→ **Material provided**:
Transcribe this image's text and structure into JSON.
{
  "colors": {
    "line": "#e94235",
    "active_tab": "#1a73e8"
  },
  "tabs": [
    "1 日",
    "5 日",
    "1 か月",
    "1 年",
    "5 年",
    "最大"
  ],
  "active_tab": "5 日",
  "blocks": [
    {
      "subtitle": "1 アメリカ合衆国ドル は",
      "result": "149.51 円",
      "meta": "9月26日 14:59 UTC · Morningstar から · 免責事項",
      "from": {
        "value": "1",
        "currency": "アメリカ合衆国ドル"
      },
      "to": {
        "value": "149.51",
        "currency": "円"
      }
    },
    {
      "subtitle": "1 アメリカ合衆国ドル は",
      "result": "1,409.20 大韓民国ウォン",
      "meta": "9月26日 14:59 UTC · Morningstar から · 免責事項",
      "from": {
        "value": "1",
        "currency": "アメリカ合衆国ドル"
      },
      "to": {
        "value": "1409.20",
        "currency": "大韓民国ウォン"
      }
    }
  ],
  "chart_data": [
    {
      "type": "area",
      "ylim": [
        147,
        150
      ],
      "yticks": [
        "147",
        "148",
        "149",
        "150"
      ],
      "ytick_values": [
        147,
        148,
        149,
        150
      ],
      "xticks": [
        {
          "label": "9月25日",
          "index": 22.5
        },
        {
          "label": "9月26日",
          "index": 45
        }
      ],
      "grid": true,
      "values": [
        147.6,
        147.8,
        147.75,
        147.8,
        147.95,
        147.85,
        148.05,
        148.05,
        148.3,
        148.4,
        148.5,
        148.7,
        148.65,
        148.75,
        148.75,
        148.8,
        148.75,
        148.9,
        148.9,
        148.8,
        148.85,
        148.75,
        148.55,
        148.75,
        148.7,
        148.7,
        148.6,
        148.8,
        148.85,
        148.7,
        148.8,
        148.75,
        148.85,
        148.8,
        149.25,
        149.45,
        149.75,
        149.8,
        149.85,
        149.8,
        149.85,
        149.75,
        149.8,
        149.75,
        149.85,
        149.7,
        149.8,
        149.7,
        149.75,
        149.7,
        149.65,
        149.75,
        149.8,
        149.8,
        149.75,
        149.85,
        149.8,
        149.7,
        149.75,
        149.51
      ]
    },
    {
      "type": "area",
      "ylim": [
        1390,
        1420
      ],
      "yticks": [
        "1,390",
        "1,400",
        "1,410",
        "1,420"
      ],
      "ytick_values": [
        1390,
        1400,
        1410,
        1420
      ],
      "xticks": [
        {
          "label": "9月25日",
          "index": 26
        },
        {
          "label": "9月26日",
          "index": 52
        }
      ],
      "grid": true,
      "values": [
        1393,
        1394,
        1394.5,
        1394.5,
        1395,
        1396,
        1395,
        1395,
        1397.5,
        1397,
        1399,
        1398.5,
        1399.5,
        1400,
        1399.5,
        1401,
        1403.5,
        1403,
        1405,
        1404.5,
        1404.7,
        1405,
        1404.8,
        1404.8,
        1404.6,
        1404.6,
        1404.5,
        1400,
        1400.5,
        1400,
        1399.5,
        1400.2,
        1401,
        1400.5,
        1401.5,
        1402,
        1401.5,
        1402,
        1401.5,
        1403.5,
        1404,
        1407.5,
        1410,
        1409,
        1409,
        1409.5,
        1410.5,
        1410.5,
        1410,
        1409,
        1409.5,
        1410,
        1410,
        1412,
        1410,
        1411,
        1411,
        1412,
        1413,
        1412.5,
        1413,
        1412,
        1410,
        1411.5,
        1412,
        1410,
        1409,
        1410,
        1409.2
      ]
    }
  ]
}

→ **The task**:
Copy out the full material exactly as it appears.

→ **Written reply**:
Transcribe this image's text and structure into JSON.
{
  "colors": {
    "line": "#e94235",
    "active_tab": "#1a73e8"
  },
  "tabs": [
    "1 日",
    "5 日",
    "1 か月",
    "1 年",
    "5 年",
    "最大"
  ],
  "active_tab": "5 日",
  "blocks": [
    {
      "subtitle": "1 アメリカ合衆国ドル は",
      "result": "149.51 円",
      "meta": "9月26日 14:59 UTC · Morningstar から · 免責事項",
      "from": {
        "value": "1",
        "currency": "アメリカ合衆国ドル"
      },
      "to": {
        "value": "149.51",
        "currency": "円"
      }
    },
    {
      "subtitle": "1 アメリカ合衆国ドル は",
      "result": "1,409.20 大韓民国ウォン",
      "meta": "9月26日 14:59 UTC · Morningstar から · 免責事項",
      "from": {
        "value": "1",
        "currency": "アメリカ合衆国ドル"
      },
      "to": {
        "value": "1409.20",
        "currency": "大韓民国ウォン"
      }
    }
  ],
  "chart_data": [
    {
      "type": "area",
      "ylim": [
        147,
        150
      ],
      "yticks": [
        "147",
        "148",
        "149",
        "150"
      ],
      "ytick_values": [
        147,
        148,
        149,
        150
      ],
      "xticks": [
        {
          "label": "9月25日",
          "index": 22.5
        },
        {
          "label": "9月26日",
          "index": 45
        }
      ],
      "grid": true,
      "values": [
        147.6,
        147.8,
        147.75,
        147.8,
        147.95,
        147.85,
        148.05,
        148.05,
        148.3,
        148.4,
        148.5,
        148.7,
        148.65,
        148.75,
        148.75,
        148.8,
        148.75,
        148.9,
        148.9,
        148.8,
        148.85,
        148.75,
        148.55,
        148.75,
        148.7,
        148.7,
        148.6,
        148.8,
        148.85,
        148.7,
        148.8,
        148.75,
        148.85,
        148.8,
        149.25,
        149.45,
        149.75,
        149.8,
        149.85,
        149.8,
        149.85,
        149.75,
        149.8,
        149.75,
        149.85,
        149.7,
        149.8,
        149.7,
        149.75,
        149.7,
        149.65,
        149.75,
        149.8,
        149.8,
        149.75,
        149.85,
        149.8,
        149.7,
        149.75,
        149.51
      ]
    },
    {
      "type": "area",
      "ylim": [
        1390,
        1420
      ],
      "yticks": [
        "1,390",
        "1,400",
        "1,410",
        "1,420"
      ],
      "ytick_values": [
        1390,
        1400,
        1410,
        1420
      ],
      "xticks": [
        {
          "label": "9月25日",
          "index": 26
        },
        {
          "label": "9月26日",
          "index": 52
        }
      ],
      "grid": true,
      "values": [
        1393,
        1394,
        1394.5,
        1394.5,
        1395,
        1396,
        1395,
        1395,
        1397.5,
        1397,
        1399,
        1398.5,
        1399.5,
        1400,
        1399.5,
        1401,
        1403.5,
        1403,
        1405,
        1404.5,
        1404.7,
        1405,
        1404.8,
        1404.8,
        1404.6,
        1404.6,
        1404.5,
        1400,
        1400.5,
        1400,
        1399.5,
        1400.2,
        1401,
        1400.5,
        1401.5,
        1402,
        1401.5,
        1402,
        1401.5,
        1403.5,
        1404,
        1407.5,
        1410,
        1409,
        1409,
        1409.5,
        1410.5,
        1410.5,
        1410,
        1409,
        1409.5,
        1410,
        1410,
        1412,
        1410,
        1411,
        1411,
        1412,
        1413,
        1412.5,
        1413,
        1412,
        1410,
        1411.5,
        1412,
        1410,
        1409,
        1410,
        1409.2
      ]
    }
  ]
}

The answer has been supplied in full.